Collected data:

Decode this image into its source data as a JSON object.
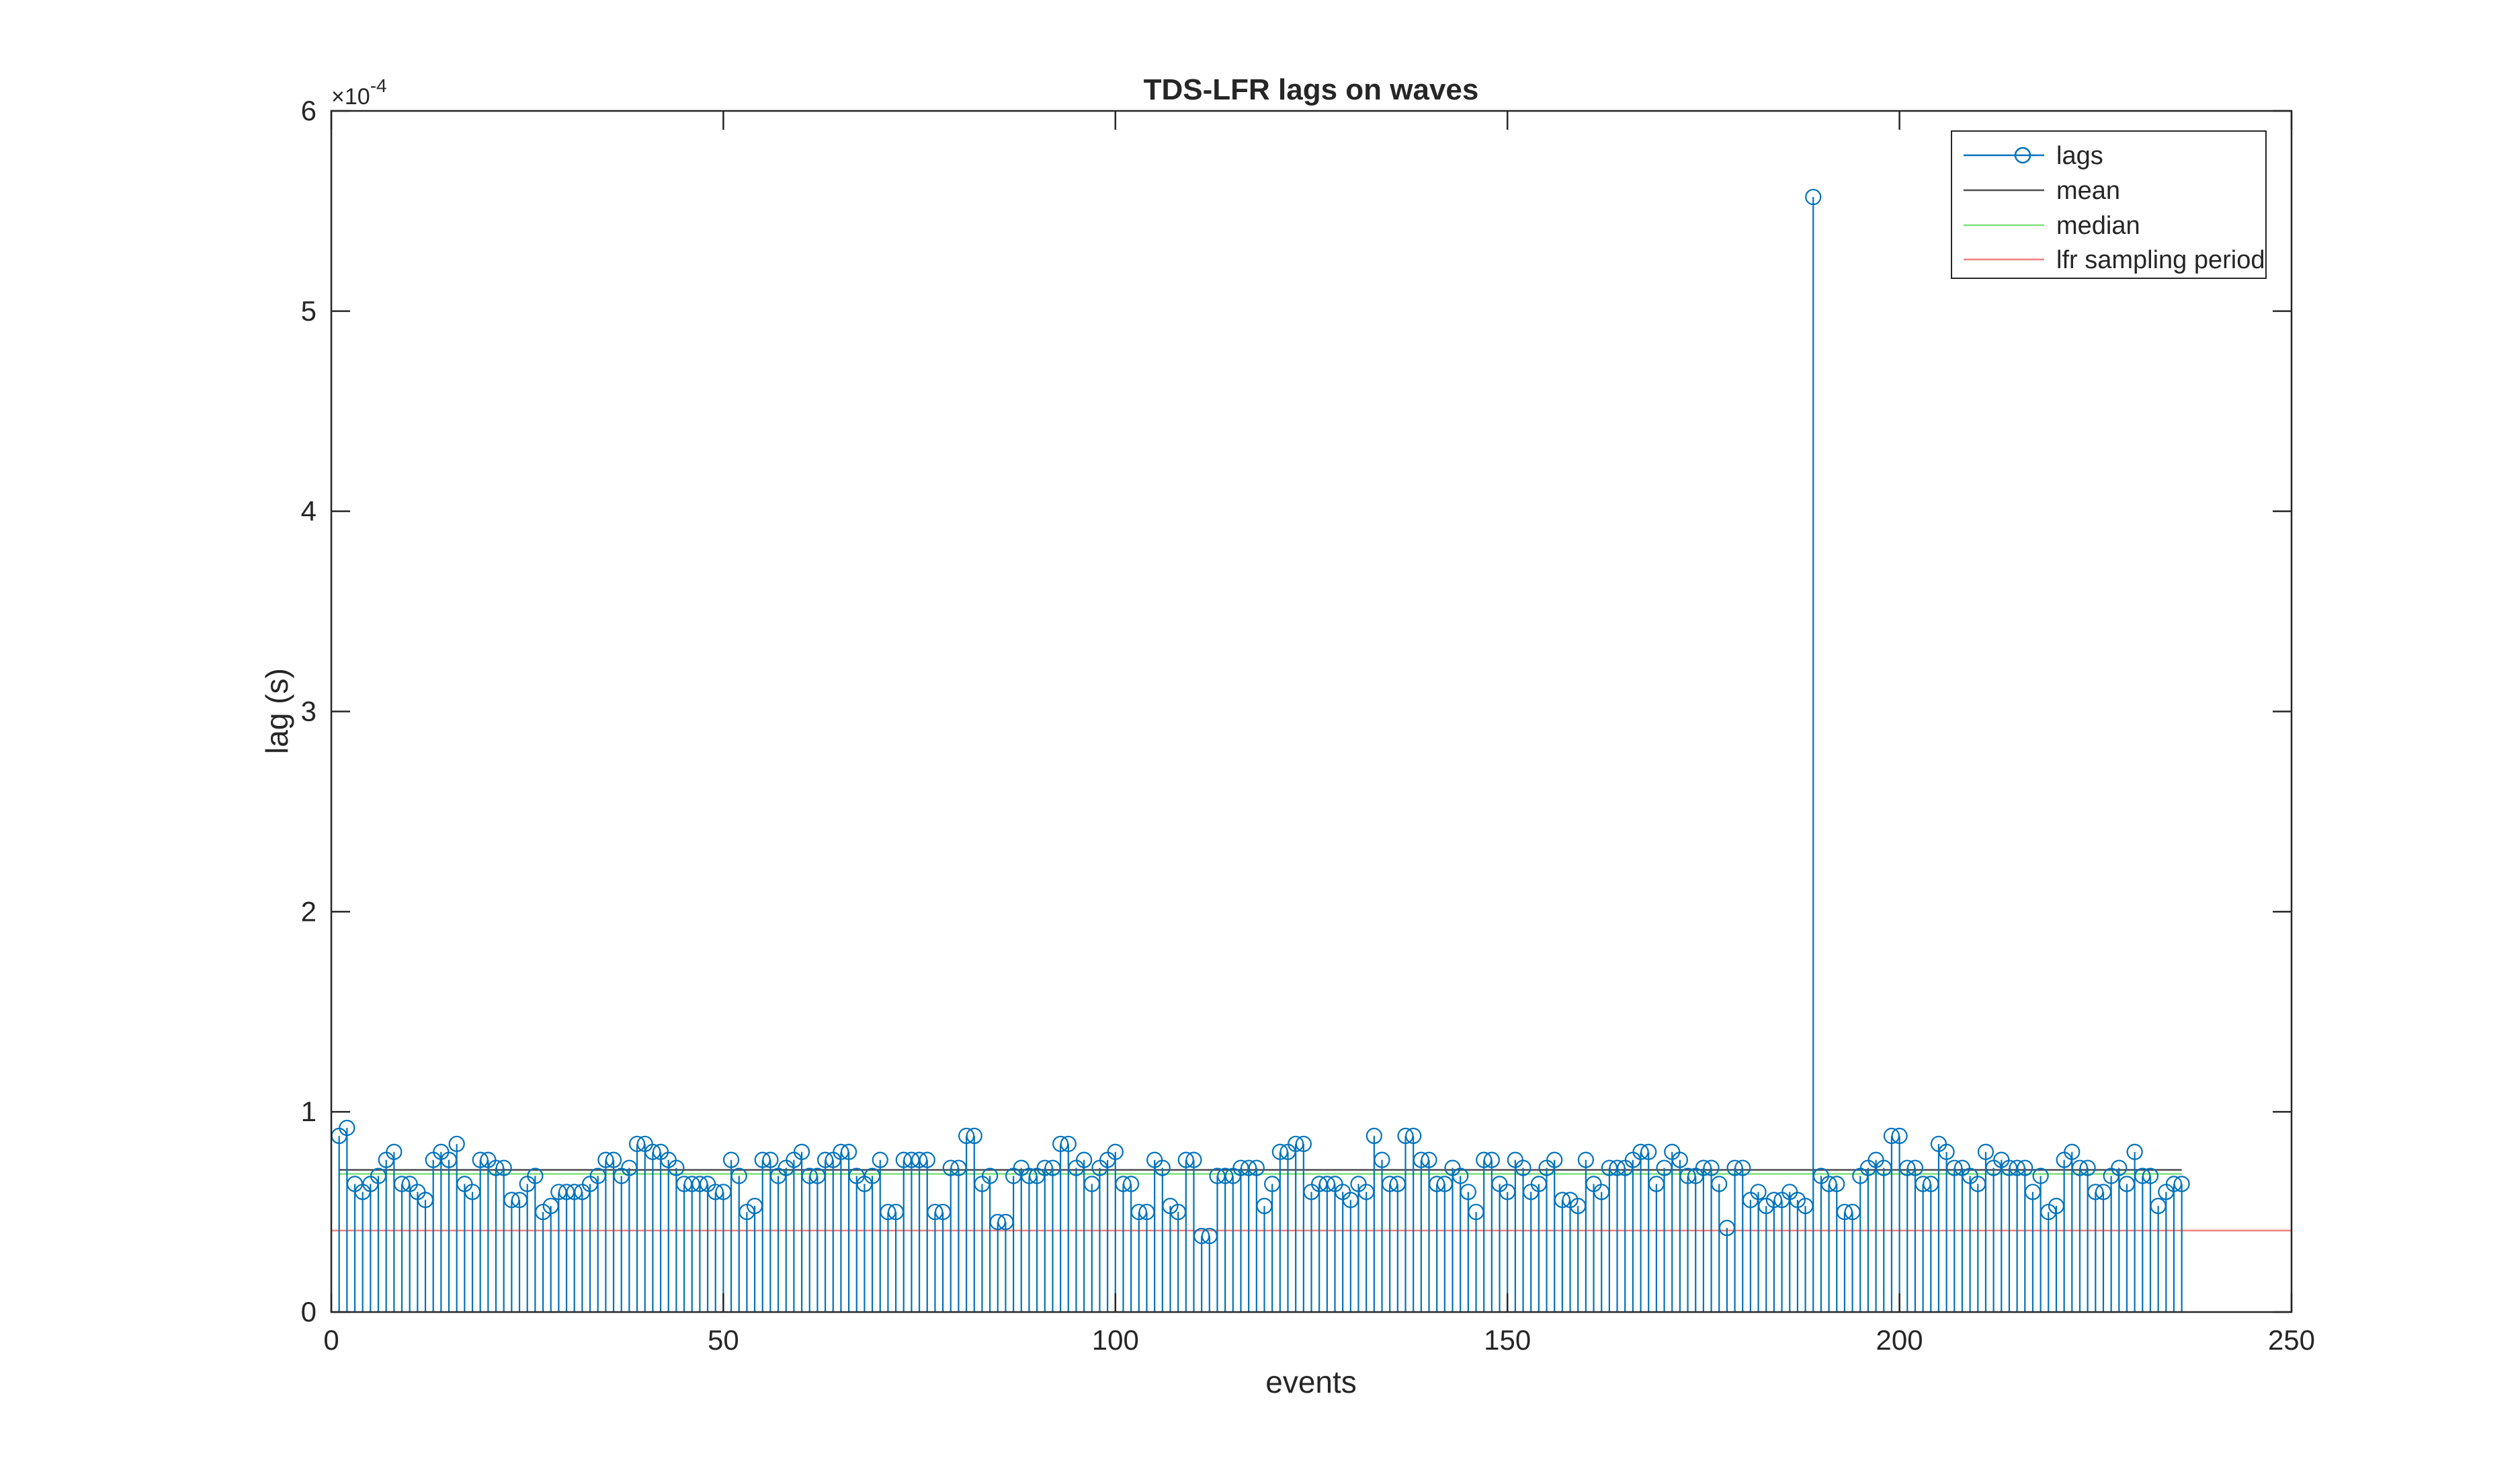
{
  "chart_data": {
    "type": "stem",
    "title": "TDS-LFR lags on waves",
    "xlabel": "events",
    "ylabel": "lag (s)",
    "xlim": [
      0,
      250
    ],
    "ylim": [
      0,
      6
    ],
    "y_multiplier_label": "×10",
    "y_multiplier_exp": "-4",
    "xticks": [
      "0",
      "50",
      "100",
      "150",
      "200",
      "250"
    ],
    "yticks": [
      "0",
      "1",
      "2",
      "3",
      "4",
      "5",
      "6"
    ],
    "x": [
      1,
      2,
      3,
      4,
      5,
      6,
      7,
      8,
      9,
      10,
      11,
      12,
      13,
      14,
      15,
      16,
      17,
      18,
      19,
      20,
      21,
      22,
      23,
      24,
      25,
      26,
      27,
      28,
      29,
      30,
      31,
      32,
      33,
      34,
      35,
      36,
      37,
      38,
      39,
      40,
      41,
      42,
      43,
      44,
      45,
      46,
      47,
      48,
      49,
      50,
      51,
      52,
      53,
      54,
      55,
      56,
      57,
      58,
      59,
      60,
      61,
      62,
      63,
      64,
      65,
      66,
      67,
      68,
      69,
      70,
      71,
      72,
      73,
      74,
      75,
      76,
      77,
      78,
      79,
      80,
      81,
      82,
      83,
      84,
      85,
      86,
      87,
      88,
      89,
      90,
      91,
      92,
      93,
      94,
      95,
      96,
      97,
      98,
      99,
      100,
      101,
      102,
      103,
      104,
      105,
      106,
      107,
      108,
      109,
      110,
      111,
      112,
      113,
      114,
      115,
      116,
      117,
      118,
      119,
      120,
      121,
      122,
      123,
      124,
      125,
      126,
      127,
      128,
      129,
      130,
      131,
      132,
      133,
      134,
      135,
      136,
      137,
      138,
      139,
      140,
      141,
      142,
      143,
      144,
      145,
      146,
      147,
      148,
      149,
      150,
      151,
      152,
      153,
      154,
      155,
      156,
      157,
      158,
      159,
      160,
      161,
      162,
      163,
      164,
      165,
      166,
      167,
      168,
      169,
      170,
      171,
      172,
      173,
      174,
      175,
      176,
      177,
      178,
      179,
      180,
      181,
      182,
      183,
      184,
      185,
      186,
      187,
      188,
      189,
      190,
      191,
      192,
      193,
      194,
      195,
      196,
      197,
      198,
      199,
      200,
      201,
      202,
      203,
      204,
      205,
      206,
      207,
      208,
      209,
      210,
      211,
      212,
      213,
      214,
      215,
      216,
      217,
      218,
      219,
      220,
      221,
      222,
      223,
      224,
      225,
      226,
      227,
      228,
      229,
      230,
      231,
      232,
      233,
      234,
      235,
      236
    ],
    "series": [
      {
        "name": "lags",
        "color": "#0072BD",
        "marker": "circle",
        "values": [
          0.88,
          0.92,
          0.64,
          0.6,
          0.64,
          0.68,
          0.76,
          0.8,
          0.64,
          0.64,
          0.6,
          0.56,
          0.76,
          0.8,
          0.76,
          0.84,
          0.64,
          0.6,
          0.76,
          0.76,
          0.72,
          0.72,
          0.56,
          0.56,
          0.64,
          0.68,
          0.5,
          0.53,
          0.6,
          0.6,
          0.6,
          0.6,
          0.64,
          0.68,
          0.76,
          0.76,
          0.68,
          0.72,
          0.84,
          0.84,
          0.8,
          0.8,
          0.76,
          0.72,
          0.64,
          0.64,
          0.64,
          0.64,
          0.6,
          0.6,
          0.76,
          0.68,
          0.5,
          0.53,
          0.76,
          0.76,
          0.68,
          0.72,
          0.76,
          0.8,
          0.68,
          0.68,
          0.76,
          0.76,
          0.8,
          0.8,
          0.68,
          0.64,
          0.68,
          0.76,
          0.5,
          0.5,
          0.76,
          0.76,
          0.76,
          0.76,
          0.5,
          0.5,
          0.72,
          0.72,
          0.88,
          0.88,
          0.64,
          0.68,
          0.45,
          0.45,
          0.68,
          0.72,
          0.68,
          0.68,
          0.72,
          0.72,
          0.84,
          0.84,
          0.72,
          0.76,
          0.64,
          0.72,
          0.76,
          0.8,
          0.64,
          0.64,
          0.5,
          0.5,
          0.76,
          0.72,
          0.53,
          0.5,
          0.76,
          0.76,
          0.38,
          0.38,
          0.68,
          0.68,
          0.68,
          0.72,
          0.72,
          0.72,
          0.53,
          0.64,
          0.8,
          0.8,
          0.84,
          0.84,
          0.6,
          0.64,
          0.64,
          0.64,
          0.6,
          0.56,
          0.64,
          0.6,
          0.88,
          0.76,
          0.64,
          0.64,
          0.88,
          0.88,
          0.76,
          0.76,
          0.64,
          0.64,
          0.72,
          0.68,
          0.6,
          0.5,
          0.76,
          0.76,
          0.64,
          0.6,
          0.76,
          0.72,
          0.6,
          0.64,
          0.72,
          0.76,
          0.56,
          0.56,
          0.53,
          0.76,
          0.64,
          0.6,
          0.72,
          0.72,
          0.72,
          0.76,
          0.8,
          0.8,
          0.64,
          0.72,
          0.8,
          0.76,
          0.68,
          0.68,
          0.72,
          0.72,
          0.64,
          0.42,
          0.72,
          0.72,
          0.56,
          0.6,
          0.53,
          0.56,
          0.56,
          0.6,
          0.56,
          0.53,
          5.57,
          0.68,
          0.64,
          0.64,
          0.5,
          0.5,
          0.68,
          0.72,
          0.76,
          0.72,
          0.88,
          0.88,
          0.72,
          0.72,
          0.64,
          0.64,
          0.84,
          0.8,
          0.72,
          0.72,
          0.68,
          0.64,
          0.8,
          0.72,
          0.76,
          0.72,
          0.72,
          0.72,
          0.6,
          0.68,
          0.5,
          0.53,
          0.76,
          0.8,
          0.72,
          0.72,
          0.6,
          0.6,
          0.68,
          0.72,
          0.64,
          0.8,
          0.68,
          0.68,
          0.53,
          0.6,
          0.64,
          0.64
        ]
      },
      {
        "name": "mean",
        "color": "#4D4D4D",
        "value": 0.71
      },
      {
        "name": "median",
        "color": "#7FE07F",
        "value": 0.69
      },
      {
        "name": "lfr sampling period",
        "color": "#F08080",
        "value": 0.4069
      }
    ],
    "grid": false,
    "legend_position": "top-right"
  }
}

What the task asks: Repeat the material above word for word, please, apart from its images.

Solution to this exercise:
Decode this image into its source data as a JSON object.
{
  "chart_data": {
    "type": "stem",
    "title": "TDS-LFR lags on waves",
    "xlabel": "events",
    "ylabel": "lag (s)",
    "xlim": [
      0,
      250
    ],
    "ylim": [
      0,
      6
    ],
    "y_multiplier_label": "×10",
    "y_multiplier_exp": "-4",
    "xticks": [
      "0",
      "50",
      "100",
      "150",
      "200",
      "250"
    ],
    "yticks": [
      "0",
      "1",
      "2",
      "3",
      "4",
      "5",
      "6"
    ],
    "x": [
      1,
      2,
      3,
      4,
      5,
      6,
      7,
      8,
      9,
      10,
      11,
      12,
      13,
      14,
      15,
      16,
      17,
      18,
      19,
      20,
      21,
      22,
      23,
      24,
      25,
      26,
      27,
      28,
      29,
      30,
      31,
      32,
      33,
      34,
      35,
      36,
      37,
      38,
      39,
      40,
      41,
      42,
      43,
      44,
      45,
      46,
      47,
      48,
      49,
      50,
      51,
      52,
      53,
      54,
      55,
      56,
      57,
      58,
      59,
      60,
      61,
      62,
      63,
      64,
      65,
      66,
      67,
      68,
      69,
      70,
      71,
      72,
      73,
      74,
      75,
      76,
      77,
      78,
      79,
      80,
      81,
      82,
      83,
      84,
      85,
      86,
      87,
      88,
      89,
      90,
      91,
      92,
      93,
      94,
      95,
      96,
      97,
      98,
      99,
      100,
      101,
      102,
      103,
      104,
      105,
      106,
      107,
      108,
      109,
      110,
      111,
      112,
      113,
      114,
      115,
      116,
      117,
      118,
      119,
      120,
      121,
      122,
      123,
      124,
      125,
      126,
      127,
      128,
      129,
      130,
      131,
      132,
      133,
      134,
      135,
      136,
      137,
      138,
      139,
      140,
      141,
      142,
      143,
      144,
      145,
      146,
      147,
      148,
      149,
      150,
      151,
      152,
      153,
      154,
      155,
      156,
      157,
      158,
      159,
      160,
      161,
      162,
      163,
      164,
      165,
      166,
      167,
      168,
      169,
      170,
      171,
      172,
      173,
      174,
      175,
      176,
      177,
      178,
      179,
      180,
      181,
      182,
      183,
      184,
      185,
      186,
      187,
      188,
      189,
      190,
      191,
      192,
      193,
      194,
      195,
      196,
      197,
      198,
      199,
      200,
      201,
      202,
      203,
      204,
      205,
      206,
      207,
      208,
      209,
      210,
      211,
      212,
      213,
      214,
      215,
      216,
      217,
      218,
      219,
      220,
      221,
      222,
      223,
      224,
      225,
      226,
      227,
      228,
      229,
      230,
      231,
      232,
      233,
      234,
      235,
      236
    ],
    "series": [
      {
        "name": "lags",
        "color": "#0072BD",
        "marker": "circle",
        "values": [
          0.88,
          0.92,
          0.64,
          0.6,
          0.64,
          0.68,
          0.76,
          0.8,
          0.64,
          0.64,
          0.6,
          0.56,
          0.76,
          0.8,
          0.76,
          0.84,
          0.64,
          0.6,
          0.76,
          0.76,
          0.72,
          0.72,
          0.56,
          0.56,
          0.64,
          0.68,
          0.5,
          0.53,
          0.6,
          0.6,
          0.6,
          0.6,
          0.64,
          0.68,
          0.76,
          0.76,
          0.68,
          0.72,
          0.84,
          0.84,
          0.8,
          0.8,
          0.76,
          0.72,
          0.64,
          0.64,
          0.64,
          0.64,
          0.6,
          0.6,
          0.76,
          0.68,
          0.5,
          0.53,
          0.76,
          0.76,
          0.68,
          0.72,
          0.76,
          0.8,
          0.68,
          0.68,
          0.76,
          0.76,
          0.8,
          0.8,
          0.68,
          0.64,
          0.68,
          0.76,
          0.5,
          0.5,
          0.76,
          0.76,
          0.76,
          0.76,
          0.5,
          0.5,
          0.72,
          0.72,
          0.88,
          0.88,
          0.64,
          0.68,
          0.45,
          0.45,
          0.68,
          0.72,
          0.68,
          0.68,
          0.72,
          0.72,
          0.84,
          0.84,
          0.72,
          0.76,
          0.64,
          0.72,
          0.76,
          0.8,
          0.64,
          0.64,
          0.5,
          0.5,
          0.76,
          0.72,
          0.53,
          0.5,
          0.76,
          0.76,
          0.38,
          0.38,
          0.68,
          0.68,
          0.68,
          0.72,
          0.72,
          0.72,
          0.53,
          0.64,
          0.8,
          0.8,
          0.84,
          0.84,
          0.6,
          0.64,
          0.64,
          0.64,
          0.6,
          0.56,
          0.64,
          0.6,
          0.88,
          0.76,
          0.64,
          0.64,
          0.88,
          0.88,
          0.76,
          0.76,
          0.64,
          0.64,
          0.72,
          0.68,
          0.6,
          0.5,
          0.76,
          0.76,
          0.64,
          0.6,
          0.76,
          0.72,
          0.6,
          0.64,
          0.72,
          0.76,
          0.56,
          0.56,
          0.53,
          0.76,
          0.64,
          0.6,
          0.72,
          0.72,
          0.72,
          0.76,
          0.8,
          0.8,
          0.64,
          0.72,
          0.8,
          0.76,
          0.68,
          0.68,
          0.72,
          0.72,
          0.64,
          0.42,
          0.72,
          0.72,
          0.56,
          0.6,
          0.53,
          0.56,
          0.56,
          0.6,
          0.56,
          0.53,
          5.57,
          0.68,
          0.64,
          0.64,
          0.5,
          0.5,
          0.68,
          0.72,
          0.76,
          0.72,
          0.88,
          0.88,
          0.72,
          0.72,
          0.64,
          0.64,
          0.84,
          0.8,
          0.72,
          0.72,
          0.68,
          0.64,
          0.8,
          0.72,
          0.76,
          0.72,
          0.72,
          0.72,
          0.6,
          0.68,
          0.5,
          0.53,
          0.76,
          0.8,
          0.72,
          0.72,
          0.6,
          0.6,
          0.68,
          0.72,
          0.64,
          0.8,
          0.68,
          0.68,
          0.53,
          0.6,
          0.64,
          0.64
        ]
      },
      {
        "name": "mean",
        "color": "#4D4D4D",
        "value": 0.71
      },
      {
        "name": "median",
        "color": "#7FE07F",
        "value": 0.69
      },
      {
        "name": "lfr sampling period",
        "color": "#F08080",
        "value": 0.4069
      }
    ],
    "grid": false,
    "legend_position": "top-right"
  }
}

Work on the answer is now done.